++++ SOURCE DATA ++++

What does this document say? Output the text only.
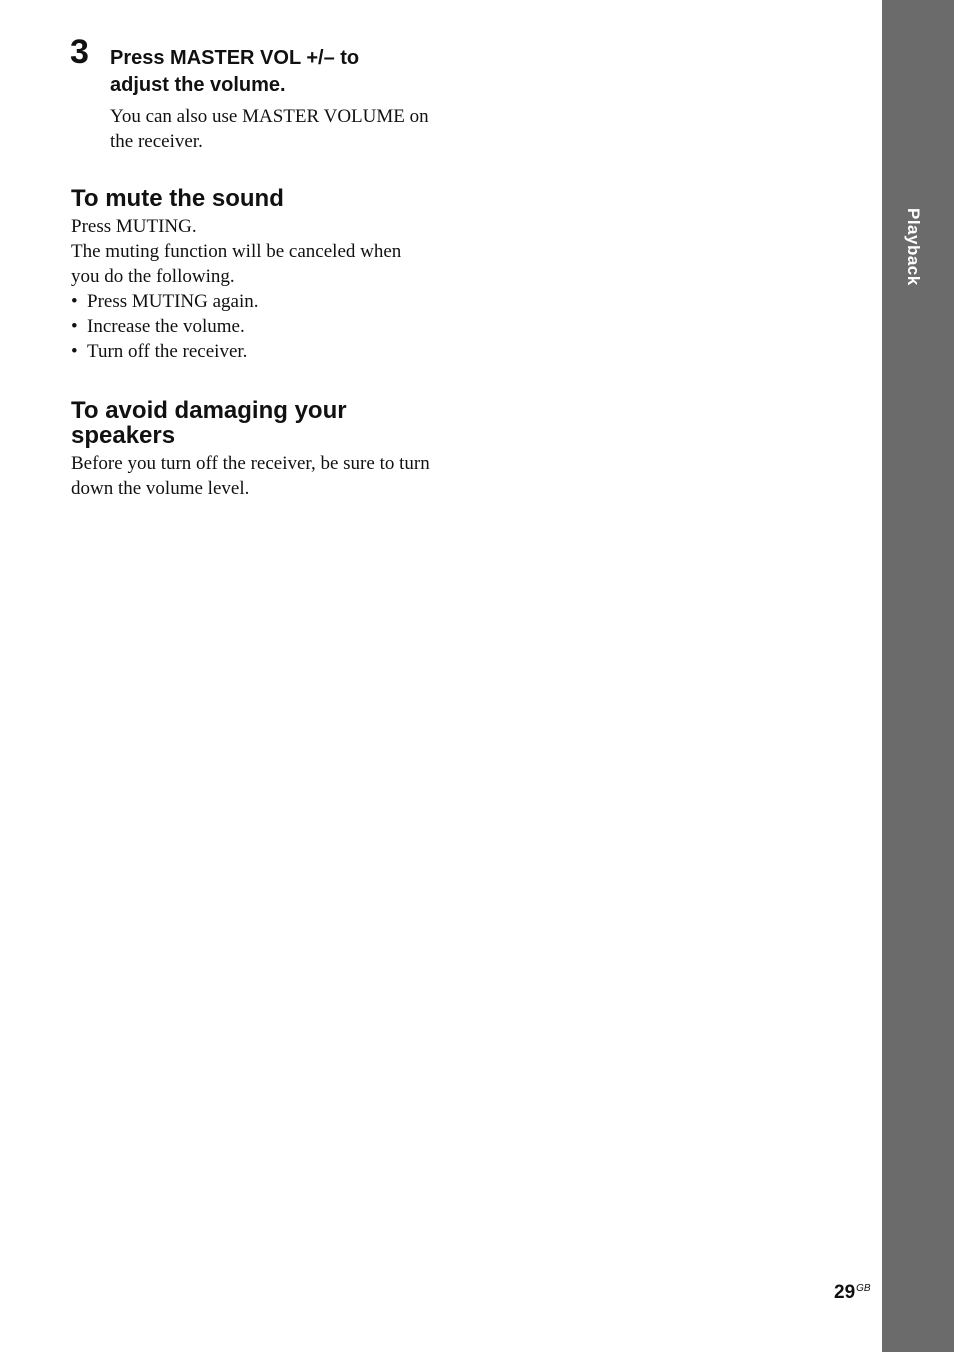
Playback
3 Press MASTER VOL +/– to
adjust the volume.

You can also use MASTER VOLUME on
the receiver.

To mute the sound

Press MUTING.
The muting function will be canceled when
you do the following.

• Press MUTING again.
• Increase the volume.
• Turn off the receiver.
To avoid damaging your
speakers

Before you turn off the receiver, be sure to turn
down the volume level.

$29^{GB}$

++++

**INSTRUCTIONS FOR THE TASK**
Reproduce the material word for word, minus the images.

**SOLUTION BELOW**
What does this document say? Output the text only.
Playback
3 Press MASTER VOL +/– to
adjust the volume.

You can also use MASTER VOLUME on
the receiver.

To mute the sound

Press MUTING.
The muting function will be canceled when
you do the following.

• Press MUTING again.
• Increase the volume.
• Turn off the receiver.
To avoid damaging your
speakers

Before you turn off the receiver, be sure to turn
down the volume level.

$29^{GB}$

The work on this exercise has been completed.